Source records
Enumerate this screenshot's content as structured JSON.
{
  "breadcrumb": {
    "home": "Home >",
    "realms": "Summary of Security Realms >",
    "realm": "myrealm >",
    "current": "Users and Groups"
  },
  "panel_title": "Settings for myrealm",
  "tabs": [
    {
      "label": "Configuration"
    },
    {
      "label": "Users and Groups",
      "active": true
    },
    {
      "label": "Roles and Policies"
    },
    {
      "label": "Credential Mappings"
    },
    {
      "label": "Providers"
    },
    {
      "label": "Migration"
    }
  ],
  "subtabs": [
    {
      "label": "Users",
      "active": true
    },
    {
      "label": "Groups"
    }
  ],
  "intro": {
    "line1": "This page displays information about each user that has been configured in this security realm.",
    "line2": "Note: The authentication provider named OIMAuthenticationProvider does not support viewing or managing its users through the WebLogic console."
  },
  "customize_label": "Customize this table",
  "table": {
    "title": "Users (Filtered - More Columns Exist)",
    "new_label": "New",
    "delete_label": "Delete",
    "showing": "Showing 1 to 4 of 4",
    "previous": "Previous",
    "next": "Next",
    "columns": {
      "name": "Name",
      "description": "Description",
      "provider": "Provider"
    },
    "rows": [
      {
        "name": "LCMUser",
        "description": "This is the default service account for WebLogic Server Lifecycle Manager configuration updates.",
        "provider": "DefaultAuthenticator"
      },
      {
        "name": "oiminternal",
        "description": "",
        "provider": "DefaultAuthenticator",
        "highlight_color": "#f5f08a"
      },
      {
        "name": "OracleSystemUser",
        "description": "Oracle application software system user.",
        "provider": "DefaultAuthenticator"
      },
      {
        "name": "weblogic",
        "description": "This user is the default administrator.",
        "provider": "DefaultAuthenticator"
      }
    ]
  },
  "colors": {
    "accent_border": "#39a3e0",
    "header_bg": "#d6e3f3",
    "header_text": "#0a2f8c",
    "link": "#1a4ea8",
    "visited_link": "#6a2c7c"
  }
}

# TASK REQUIREMENTS
Print every entry exactly as written.

# EXERCISE OUTPUT
Enumerate this screenshot's content as structured JSON.
{
  "breadcrumb": {
    "home": "Home >",
    "realms": "Summary of Security Realms >",
    "realm": "myrealm >",
    "current": "Users and Groups"
  },
  "panel_title": "Settings for myrealm",
  "tabs": [
    {
      "label": "Configuration"
    },
    {
      "label": "Users and Groups",
      "active": true
    },
    {
      "label": "Roles and Policies"
    },
    {
      "label": "Credential Mappings"
    },
    {
      "label": "Providers"
    },
    {
      "label": "Migration"
    }
  ],
  "subtabs": [
    {
      "label": "Users",
      "active": true
    },
    {
      "label": "Groups"
    }
  ],
  "intro": {
    "line1": "This page displays information about each user that has been configured in this security realm.",
    "line2": "Note: The authentication provider named OIMAuthenticationProvider does not support viewing or managing its users through the WebLogic console."
  },
  "customize_label": "Customize this table",
  "table": {
    "title": "Users (Filtered - More Columns Exist)",
    "new_label": "New",
    "delete_label": "Delete",
    "showing": "Showing 1 to 4 of 4",
    "previous": "Previous",
    "next": "Next",
    "columns": {
      "name": "Name",
      "description": "Description",
      "provider": "Provider"
    },
    "rows": [
      {
        "name": "LCMUser",
        "description": "This is the default service account for WebLogic Server Lifecycle Manager configuration updates.",
        "provider": "DefaultAuthenticator"
      },
      {
        "name": "oiminternal",
        "description": "",
        "provider": "DefaultAuthenticator",
        "highlight_color": "#f5f08a"
      },
      {
        "name": "OracleSystemUser",
        "description": "Oracle application software system user.",
        "provider": "DefaultAuthenticator"
      },
      {
        "name": "weblogic",
        "description": "This user is the default administrator.",
        "provider": "DefaultAuthenticator"
      }
    ]
  },
  "colors": {
    "accent_border": "#39a3e0",
    "header_bg": "#d6e3f3",
    "header_text": "#0a2f8c",
    "link": "#1a4ea8",
    "visited_link": "#6a2c7c"
  }
}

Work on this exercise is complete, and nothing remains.